Output all the data exactly. Pictures do not belong in the copy.

········

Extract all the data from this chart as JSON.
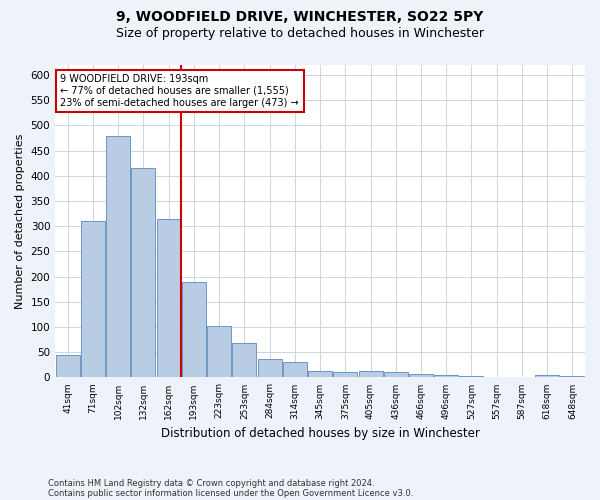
{
  "title": "9, WOODFIELD DRIVE, WINCHESTER, SO22 5PY",
  "subtitle": "Size of property relative to detached houses in Winchester",
  "xlabel": "Distribution of detached houses by size in Winchester",
  "ylabel": "Number of detached properties",
  "categories": [
    "41sqm",
    "71sqm",
    "102sqm",
    "132sqm",
    "162sqm",
    "193sqm",
    "223sqm",
    "253sqm",
    "284sqm",
    "314sqm",
    "345sqm",
    "375sqm",
    "405sqm",
    "436sqm",
    "466sqm",
    "496sqm",
    "527sqm",
    "557sqm",
    "587sqm",
    "618sqm",
    "648sqm"
  ],
  "values": [
    45,
    310,
    480,
    415,
    315,
    190,
    102,
    68,
    37,
    30,
    13,
    10,
    13,
    10,
    6,
    4,
    2,
    0,
    0,
    4,
    2
  ],
  "bar_color": "#b8cce4",
  "bar_edge_color": "#5a8abf",
  "vline_x_index": 5,
  "vline_color": "#cc0000",
  "annotation_line1": "9 WOODFIELD DRIVE: 193sqm",
  "annotation_line2": "← 77% of detached houses are smaller (1,555)",
  "annotation_line3": "23% of semi-detached houses are larger (473) →",
  "annotation_box_color": "#ffffff",
  "annotation_box_edge_color": "#cc0000",
  "ylim": [
    0,
    620
  ],
  "yticks": [
    0,
    50,
    100,
    150,
    200,
    250,
    300,
    350,
    400,
    450,
    500,
    550,
    600
  ],
  "footer_line1": "Contains HM Land Registry data © Crown copyright and database right 2024.",
  "footer_line2": "Contains public sector information licensed under the Open Government Licence v3.0.",
  "background_color": "#eef2f9",
  "plot_bg_color": "#ffffff",
  "title_fontsize": 10,
  "subtitle_fontsize": 9,
  "xlabel_fontsize": 8.5,
  "ylabel_fontsize": 8
}
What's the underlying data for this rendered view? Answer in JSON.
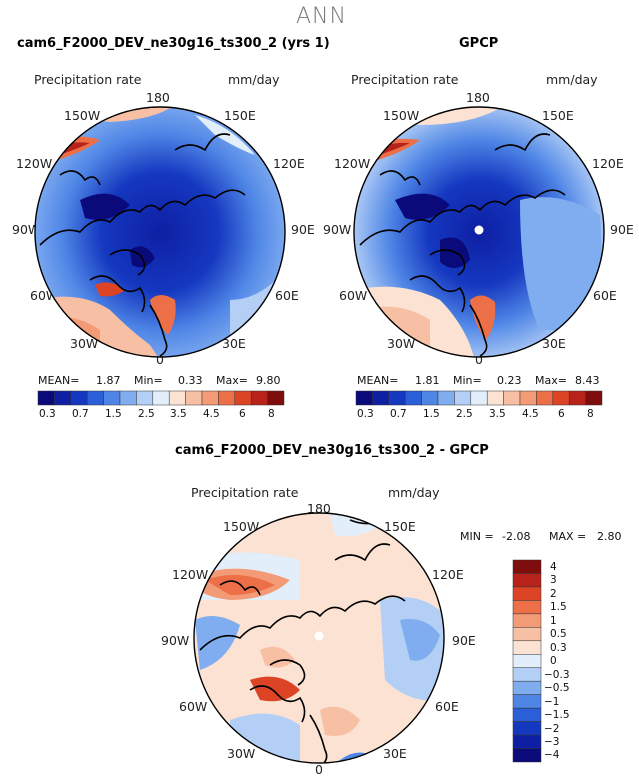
{
  "page_title": "ANN",
  "colors": {
    "land_outline": "#000000",
    "abs_scale": [
      "#0a0a7a",
      "#0e1fa3",
      "#1538c0",
      "#2a5fd7",
      "#4f86e6",
      "#80acf0",
      "#b4cff6",
      "#e3eefb",
      "#fbe2d3",
      "#f7c0a4",
      "#f29b76",
      "#ec6f48",
      "#dd4426",
      "#b7221a",
      "#7f0d0d"
    ],
    "diff_scale": [
      "#0a0a7a",
      "#0e1fa3",
      "#1538c0",
      "#2a5fd7",
      "#4f86e6",
      "#80acf0",
      "#b4cff6",
      "#e3eefb",
      "#fbe2d3",
      "#f7c0a4",
      "#f29b76",
      "#ec6f48",
      "#dd4426",
      "#b7221a",
      "#7f0d0d"
    ]
  },
  "panels": [
    {
      "id": "model",
      "title": "cam6_F2000_DEV_ne30g16_ts300_2 (yrs 1)",
      "variable": "Precipitation rate",
      "units": "mm/day",
      "lon_labels": {
        "n": "180",
        "nw": "150W",
        "ne": "150E",
        "wnw": "120W",
        "ene": "120E",
        "w": "90W",
        "e": "90E",
        "wsw": "60W",
        "ese": "60E",
        "sw": "30W",
        "se": "30E",
        "s": "0"
      },
      "stats": {
        "mean_label": "MEAN=",
        "mean": "1.87",
        "min_label": "Min=",
        "min": "0.33",
        "max_label": "Max=",
        "max": "9.80"
      },
      "colorbar_ticks": [
        "0.3",
        "0.7",
        "1.5",
        "2.5",
        "3.5",
        "4.5",
        "6",
        "8"
      ]
    },
    {
      "id": "obs",
      "title": "GPCP",
      "variable": "Precipitation rate",
      "units": "mm/day",
      "lon_labels": {
        "n": "180",
        "nw": "150W",
        "ne": "150E",
        "wnw": "120W",
        "ene": "120E",
        "w": "90W",
        "e": "90E",
        "wsw": "60W",
        "ese": "60E",
        "sw": "30W",
        "se": "30E",
        "s": "0"
      },
      "stats": {
        "mean_label": "MEAN=",
        "mean": "1.81",
        "min_label": "Min=",
        "min": "0.23",
        "max_label": "Max=",
        "max": "8.43"
      },
      "colorbar_ticks": [
        "0.3",
        "0.7",
        "1.5",
        "2.5",
        "3.5",
        "4.5",
        "6",
        "8"
      ]
    }
  ],
  "diff_panel": {
    "title": "cam6_F2000_DEV_ne30g16_ts300_2 - GPCP",
    "variable": "Precipitation rate",
    "units": "mm/day",
    "lon_labels": {
      "n": "180",
      "nw": "150W",
      "ne": "150E",
      "wnw": "120W",
      "ene": "120E",
      "w": "90W",
      "e": "90E",
      "wsw": "60W",
      "ese": "60E",
      "sw": "30W",
      "se": "30E",
      "s": "0"
    },
    "stats": {
      "min_label": "MIN =",
      "min": "-2.08",
      "max_label": "MAX =",
      "max": "2.80"
    },
    "colorbar_ticks": [
      "4",
      "3",
      "2",
      "1.5",
      "1",
      "0.5",
      "0.3",
      "0",
      "−0.3",
      "−0.5",
      "−1",
      "−1.5",
      "−2",
      "−3",
      "−4"
    ]
  }
}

········

- RESPONSE
Extract all the data from this chart as JSON.
{
  "title": "9, WOODFIELD DRIVE, WINCHESTER, SO22 5PY",
  "subtitle": "Size of property relative to detached houses in Winchester",
  "xlabel": "Distribution of detached houses by size in Winchester",
  "ylabel": "Number of detached properties",
  "categories": [
    "41sqm",
    "71sqm",
    "102sqm",
    "132sqm",
    "162sqm",
    "193sqm",
    "223sqm",
    "253sqm",
    "284sqm",
    "314sqm",
    "345sqm",
    "375sqm",
    "405sqm",
    "436sqm",
    "466sqm",
    "496sqm",
    "527sqm",
    "557sqm",
    "587sqm",
    "618sqm",
    "648sqm"
  ],
  "values": [
    45,
    310,
    480,
    415,
    315,
    190,
    102,
    68,
    37,
    30,
    13,
    10,
    13,
    10,
    6,
    4,
    2,
    0,
    0,
    4,
    2
  ],
  "bar_color": "#b8cce4",
  "bar_edge_color": "#5a8abf",
  "vline_x_index": 5,
  "vline_color": "#cc0000",
  "annotation_line1": "9 WOODFIELD DRIVE: 193sqm",
  "annotation_line2": "← 77% of detached houses are smaller (1,555)",
  "annotation_line3": "23% of semi-detached houses are larger (473) →",
  "annotation_box_color": "#ffffff",
  "annotation_box_edge_color": "#cc0000",
  "ylim": [
    0,
    620
  ],
  "yticks": [
    0,
    50,
    100,
    150,
    200,
    250,
    300,
    350,
    400,
    450,
    500,
    550,
    600
  ],
  "footer_line1": "Contains HM Land Registry data © Crown copyright and database right 2024.",
  "footer_line2": "Contains public sector information licensed under the Open Government Licence v3.0.",
  "background_color": "#eef2f9",
  "plot_bg_color": "#ffffff",
  "title_fontsize": 10,
  "subtitle_fontsize": 9,
  "xlabel_fontsize": 8.5,
  "ylabel_fontsize": 8
}
What's the underlying data for this rendered view? Answer in JSON.
{
  "page_title": "ANN",
  "colors": {
    "land_outline": "#000000",
    "abs_scale": [
      "#0a0a7a",
      "#0e1fa3",
      "#1538c0",
      "#2a5fd7",
      "#4f86e6",
      "#80acf0",
      "#b4cff6",
      "#e3eefb",
      "#fbe2d3",
      "#f7c0a4",
      "#f29b76",
      "#ec6f48",
      "#dd4426",
      "#b7221a",
      "#7f0d0d"
    ],
    "diff_scale": [
      "#0a0a7a",
      "#0e1fa3",
      "#1538c0",
      "#2a5fd7",
      "#4f86e6",
      "#80acf0",
      "#b4cff6",
      "#e3eefb",
      "#fbe2d3",
      "#f7c0a4",
      "#f29b76",
      "#ec6f48",
      "#dd4426",
      "#b7221a",
      "#7f0d0d"
    ]
  },
  "panels": [
    {
      "id": "model",
      "title": "cam6_F2000_DEV_ne30g16_ts300_2 (yrs 1)",
      "variable": "Precipitation rate",
      "units": "mm/day",
      "lon_labels": {
        "n": "180",
        "nw": "150W",
        "ne": "150E",
        "wnw": "120W",
        "ene": "120E",
        "w": "90W",
        "e": "90E",
        "wsw": "60W",
        "ese": "60E",
        "sw": "30W",
        "se": "30E",
        "s": "0"
      },
      "stats": {
        "mean_label": "MEAN=",
        "mean": "1.87",
        "min_label": "Min=",
        "min": "0.33",
        "max_label": "Max=",
        "max": "9.80"
      },
      "colorbar_ticks": [
        "0.3",
        "0.7",
        "1.5",
        "2.5",
        "3.5",
        "4.5",
        "6",
        "8"
      ]
    },
    {
      "id": "obs",
      "title": "GPCP",
      "variable": "Precipitation rate",
      "units": "mm/day",
      "lon_labels": {
        "n": "180",
        "nw": "150W",
        "ne": "150E",
        "wnw": "120W",
        "ene": "120E",
        "w": "90W",
        "e": "90E",
        "wsw": "60W",
        "ese": "60E",
        "sw": "30W",
        "se": "30E",
        "s": "0"
      },
      "stats": {
        "mean_label": "MEAN=",
        "mean": "1.81",
        "min_label": "Min=",
        "min": "0.23",
        "max_label": "Max=",
        "max": "8.43"
      },
      "colorbar_ticks": [
        "0.3",
        "0.7",
        "1.5",
        "2.5",
        "3.5",
        "4.5",
        "6",
        "8"
      ]
    }
  ],
  "diff_panel": {
    "title": "cam6_F2000_DEV_ne30g16_ts300_2 - GPCP",
    "variable": "Precipitation rate",
    "units": "mm/day",
    "lon_labels": {
      "n": "180",
      "nw": "150W",
      "ne": "150E",
      "wnw": "120W",
      "ene": "120E",
      "w": "90W",
      "e": "90E",
      "wsw": "60W",
      "ese": "60E",
      "sw": "30W",
      "se": "30E",
      "s": "0"
    },
    "stats": {
      "min_label": "MIN =",
      "min": "-2.08",
      "max_label": "MAX =",
      "max": "2.80"
    },
    "colorbar_ticks": [
      "4",
      "3",
      "2",
      "1.5",
      "1",
      "0.5",
      "0.3",
      "0",
      "−0.3",
      "−0.5",
      "−1",
      "−1.5",
      "−2",
      "−3",
      "−4"
    ]
  }
}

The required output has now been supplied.